TO BE DONE
Return the material below in full and exactly.

EXTRACTED RECORDS
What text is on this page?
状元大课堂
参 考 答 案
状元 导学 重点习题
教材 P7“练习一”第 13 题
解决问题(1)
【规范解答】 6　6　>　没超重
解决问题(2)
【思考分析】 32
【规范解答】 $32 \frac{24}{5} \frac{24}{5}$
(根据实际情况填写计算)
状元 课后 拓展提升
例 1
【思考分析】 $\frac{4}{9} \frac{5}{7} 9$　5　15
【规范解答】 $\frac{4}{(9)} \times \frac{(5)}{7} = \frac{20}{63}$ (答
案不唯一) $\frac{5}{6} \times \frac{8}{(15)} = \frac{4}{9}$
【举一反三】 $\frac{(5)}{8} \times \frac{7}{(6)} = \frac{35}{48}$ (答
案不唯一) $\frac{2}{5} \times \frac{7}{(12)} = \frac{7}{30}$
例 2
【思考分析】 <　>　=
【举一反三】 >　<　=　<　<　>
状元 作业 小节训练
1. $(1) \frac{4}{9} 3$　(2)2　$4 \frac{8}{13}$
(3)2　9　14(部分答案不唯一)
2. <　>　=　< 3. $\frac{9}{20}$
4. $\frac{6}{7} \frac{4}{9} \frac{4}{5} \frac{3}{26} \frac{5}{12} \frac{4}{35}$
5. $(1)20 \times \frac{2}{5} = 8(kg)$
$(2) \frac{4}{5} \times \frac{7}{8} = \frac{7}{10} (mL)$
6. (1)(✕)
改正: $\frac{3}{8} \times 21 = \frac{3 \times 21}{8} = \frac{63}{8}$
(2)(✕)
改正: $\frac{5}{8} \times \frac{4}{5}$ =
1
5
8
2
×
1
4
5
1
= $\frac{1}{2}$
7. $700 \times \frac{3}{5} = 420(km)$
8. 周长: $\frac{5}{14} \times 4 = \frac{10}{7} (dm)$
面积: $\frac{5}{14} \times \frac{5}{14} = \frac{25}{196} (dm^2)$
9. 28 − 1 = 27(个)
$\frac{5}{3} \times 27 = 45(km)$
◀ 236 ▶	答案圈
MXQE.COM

COMPLETED TASK
What text is on this page?
状元大课堂
参 考 答 案
状元 导学 重点习题
教材 P7“练习一”第 13 题
解决问题(1)
【规范解答】 6　6　>　没超重
解决问题(2)
【思考分析】 32
【规范解答】 $32 \frac{24}{5} \frac{24}{5}$
(根据实际情况填写计算)
状元 课后 拓展提升
例 1
【思考分析】 $\frac{4}{9} \frac{5}{7} 9$　5　15
【规范解答】 $\frac{4}{(9)} \times \frac{(5)}{7} = \frac{20}{63}$ (答
案不唯一) $\frac{5}{6} \times \frac{8}{(15)} = \frac{4}{9}$
【举一反三】 $\frac{(5)}{8} \times \frac{7}{(6)} = \frac{35}{48}$ (答
案不唯一) $\frac{2}{5} \times \frac{7}{(12)} = \frac{7}{30}$
例 2
【思考分析】 <　>　=
【举一反三】 >　<　=　<　<　>
状元 作业 小节训练
1. $(1) \frac{4}{9} 3$　(2)2　$4 \frac{8}{13}$
(3)2　9　14(部分答案不唯一)
2. <　>　=　< 3. $\frac{9}{20}$
4. $\frac{6}{7} \frac{4}{9} \frac{4}{5} \frac{3}{26} \frac{5}{12} \frac{4}{35}$
5. $(1)20 \times \frac{2}{5} = 8(kg)$
$(2) \frac{4}{5} \times \frac{7}{8} = \frac{7}{10} (mL)$
6. (1)(✕)
改正: $\frac{3}{8} \times 21 = \frac{3 \times 21}{8} = \frac{63}{8}$
(2)(✕)
改正: $\frac{5}{8} \times \frac{4}{5}$ =
1
5
8
2
×
1
4
5
1
= $\frac{1}{2}$
7. $700 \times \frac{3}{5} = 420(km)$
8. 周长: $\frac{5}{14} \times 4 = \frac{10}{7} (dm)$
面积: $\frac{5}{14} \times \frac{5}{14} = \frac{25}{196} (dm^2)$
9. 28 − 1 = 27(个)
$\frac{5}{3} \times 27 = 45(km)$
◀ 236 ▶	答案圈
MXQE.COM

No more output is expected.